INSTRUCTIONS FOR THE TASK >> Show every line in the records below that contains the word "doigt".

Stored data
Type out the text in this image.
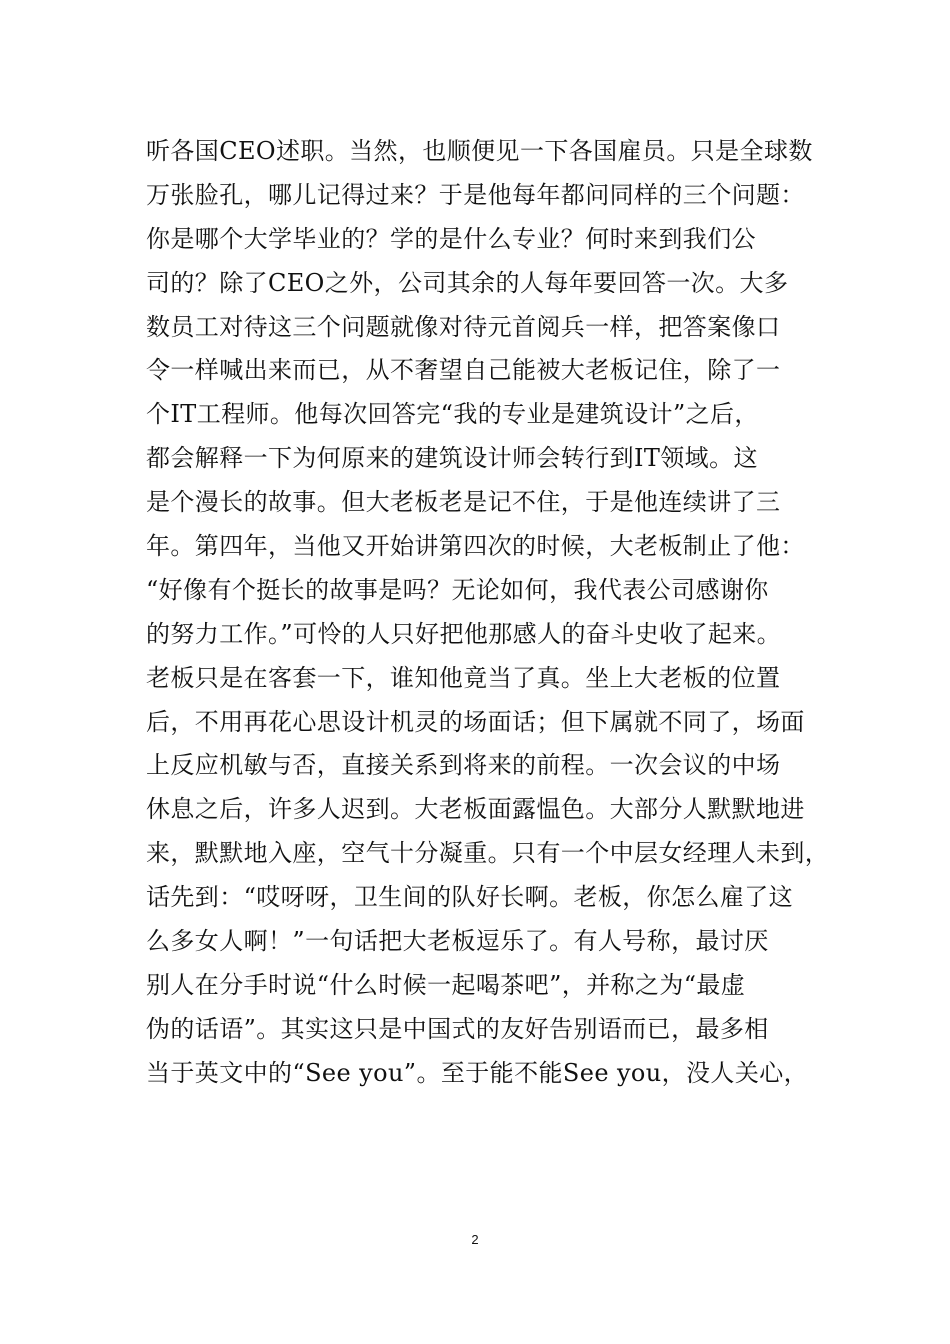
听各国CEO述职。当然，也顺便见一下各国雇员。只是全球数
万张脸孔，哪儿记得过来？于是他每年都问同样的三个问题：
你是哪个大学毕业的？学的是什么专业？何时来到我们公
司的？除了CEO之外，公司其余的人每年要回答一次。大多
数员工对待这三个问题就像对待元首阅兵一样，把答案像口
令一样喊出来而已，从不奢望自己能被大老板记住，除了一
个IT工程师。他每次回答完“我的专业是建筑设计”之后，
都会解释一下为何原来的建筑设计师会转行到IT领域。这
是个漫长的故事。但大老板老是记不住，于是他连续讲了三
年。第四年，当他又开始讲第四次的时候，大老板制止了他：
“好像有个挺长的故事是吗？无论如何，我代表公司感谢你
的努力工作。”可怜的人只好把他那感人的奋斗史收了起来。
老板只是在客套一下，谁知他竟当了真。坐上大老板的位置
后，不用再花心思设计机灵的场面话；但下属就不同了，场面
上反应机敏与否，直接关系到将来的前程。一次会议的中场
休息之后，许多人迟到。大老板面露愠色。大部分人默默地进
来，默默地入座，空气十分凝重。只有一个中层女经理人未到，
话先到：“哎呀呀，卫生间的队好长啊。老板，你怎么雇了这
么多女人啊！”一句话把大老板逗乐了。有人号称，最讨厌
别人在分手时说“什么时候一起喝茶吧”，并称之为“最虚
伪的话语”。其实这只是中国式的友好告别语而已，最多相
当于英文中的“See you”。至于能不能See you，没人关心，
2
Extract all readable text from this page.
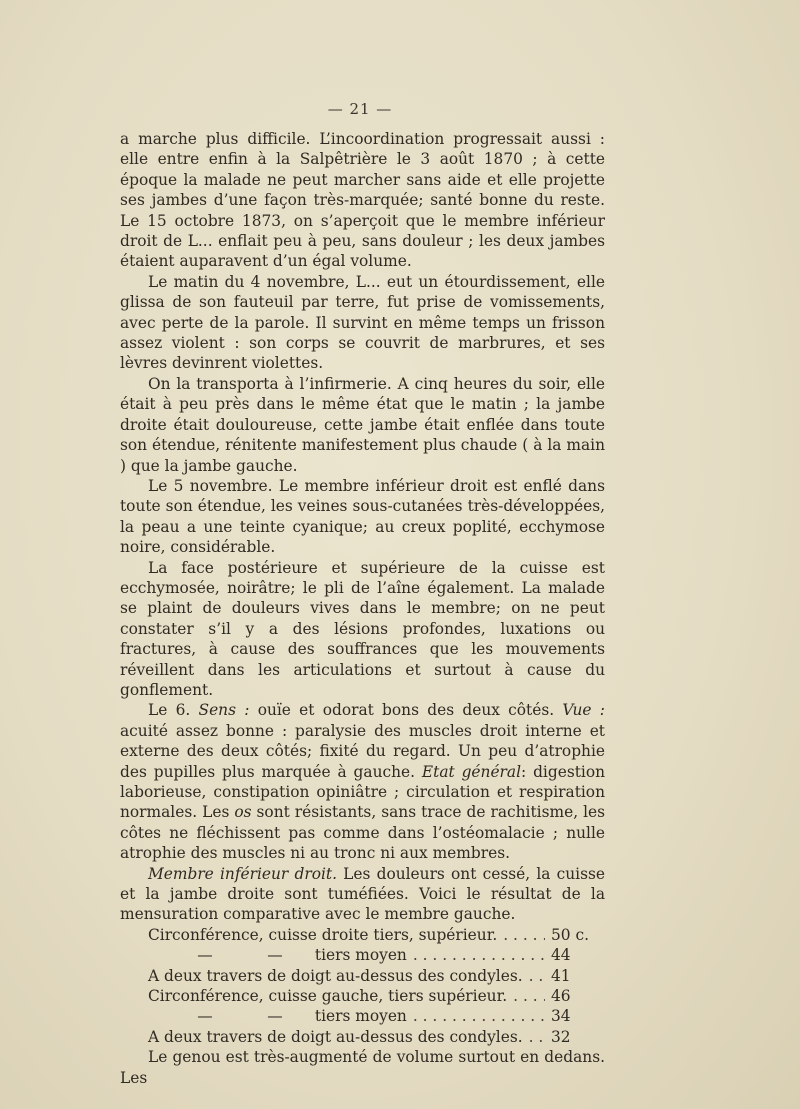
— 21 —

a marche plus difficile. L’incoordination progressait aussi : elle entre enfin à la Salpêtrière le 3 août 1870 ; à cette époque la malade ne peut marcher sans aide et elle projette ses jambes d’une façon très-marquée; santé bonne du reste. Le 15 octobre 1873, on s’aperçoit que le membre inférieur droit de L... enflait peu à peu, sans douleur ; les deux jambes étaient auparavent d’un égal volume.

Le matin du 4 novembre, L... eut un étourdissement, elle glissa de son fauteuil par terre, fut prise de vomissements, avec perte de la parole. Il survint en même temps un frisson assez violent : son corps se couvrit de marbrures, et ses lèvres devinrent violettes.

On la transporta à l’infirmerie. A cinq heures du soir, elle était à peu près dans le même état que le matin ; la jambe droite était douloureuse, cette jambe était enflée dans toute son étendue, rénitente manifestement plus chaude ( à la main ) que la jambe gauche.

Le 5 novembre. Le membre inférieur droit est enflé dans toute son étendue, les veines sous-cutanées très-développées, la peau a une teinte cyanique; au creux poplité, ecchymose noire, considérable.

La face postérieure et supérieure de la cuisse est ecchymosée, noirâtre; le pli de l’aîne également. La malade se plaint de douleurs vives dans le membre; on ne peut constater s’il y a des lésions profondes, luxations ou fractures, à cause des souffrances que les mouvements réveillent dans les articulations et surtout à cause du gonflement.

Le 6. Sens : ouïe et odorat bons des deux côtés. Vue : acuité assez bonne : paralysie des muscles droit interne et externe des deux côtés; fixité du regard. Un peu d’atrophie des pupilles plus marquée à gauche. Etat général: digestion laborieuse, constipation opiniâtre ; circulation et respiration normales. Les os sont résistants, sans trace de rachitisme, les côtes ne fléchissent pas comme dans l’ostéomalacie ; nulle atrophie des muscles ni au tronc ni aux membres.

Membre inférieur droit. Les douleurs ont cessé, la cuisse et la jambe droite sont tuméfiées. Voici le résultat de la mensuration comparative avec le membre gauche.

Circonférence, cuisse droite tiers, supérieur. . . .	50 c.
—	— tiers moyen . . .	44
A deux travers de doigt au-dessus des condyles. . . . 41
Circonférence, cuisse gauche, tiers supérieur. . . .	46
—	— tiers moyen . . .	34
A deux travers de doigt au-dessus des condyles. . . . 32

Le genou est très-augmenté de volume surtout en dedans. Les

* * *

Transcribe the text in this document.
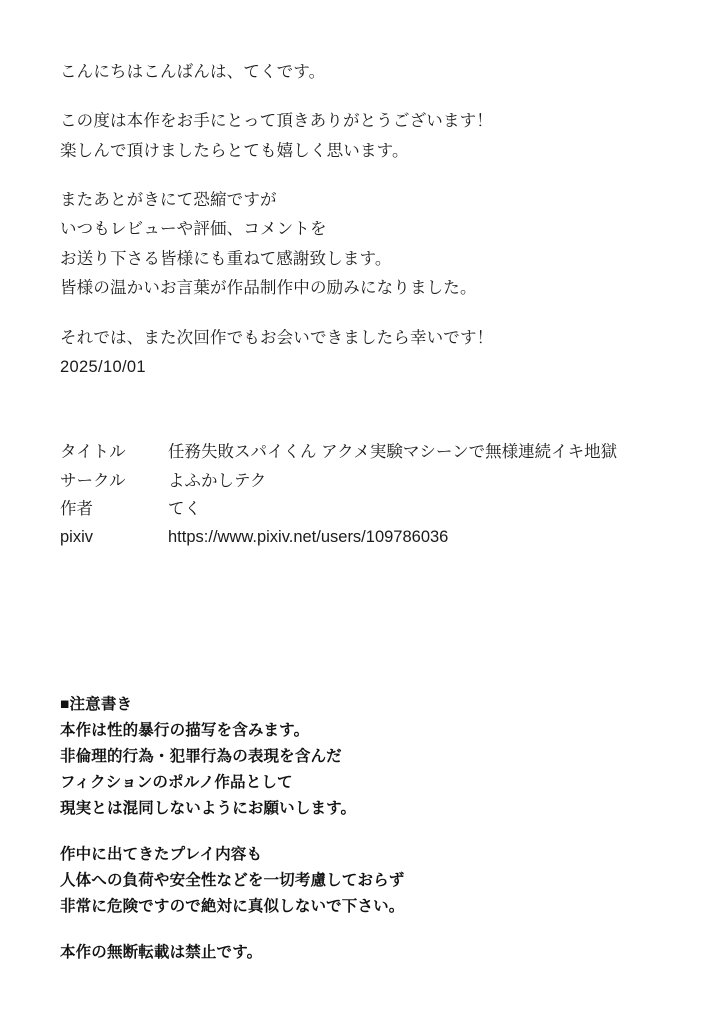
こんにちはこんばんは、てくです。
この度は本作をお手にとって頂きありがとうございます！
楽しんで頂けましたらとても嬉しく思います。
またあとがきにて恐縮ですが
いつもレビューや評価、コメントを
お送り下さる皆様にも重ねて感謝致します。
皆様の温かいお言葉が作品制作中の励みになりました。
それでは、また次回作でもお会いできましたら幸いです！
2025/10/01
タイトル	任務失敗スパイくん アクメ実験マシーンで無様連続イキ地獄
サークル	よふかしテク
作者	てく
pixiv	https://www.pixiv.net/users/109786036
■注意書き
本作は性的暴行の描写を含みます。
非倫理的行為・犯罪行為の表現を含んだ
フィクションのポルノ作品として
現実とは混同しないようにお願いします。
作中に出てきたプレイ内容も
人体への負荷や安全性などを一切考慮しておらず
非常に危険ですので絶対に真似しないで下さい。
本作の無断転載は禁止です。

SOLUTION TO THIS TASK >>
A deux travers de doigt au-dessus des condyles. . . . 41
A deux travers de doigt au-dessus des condyles. . . . 32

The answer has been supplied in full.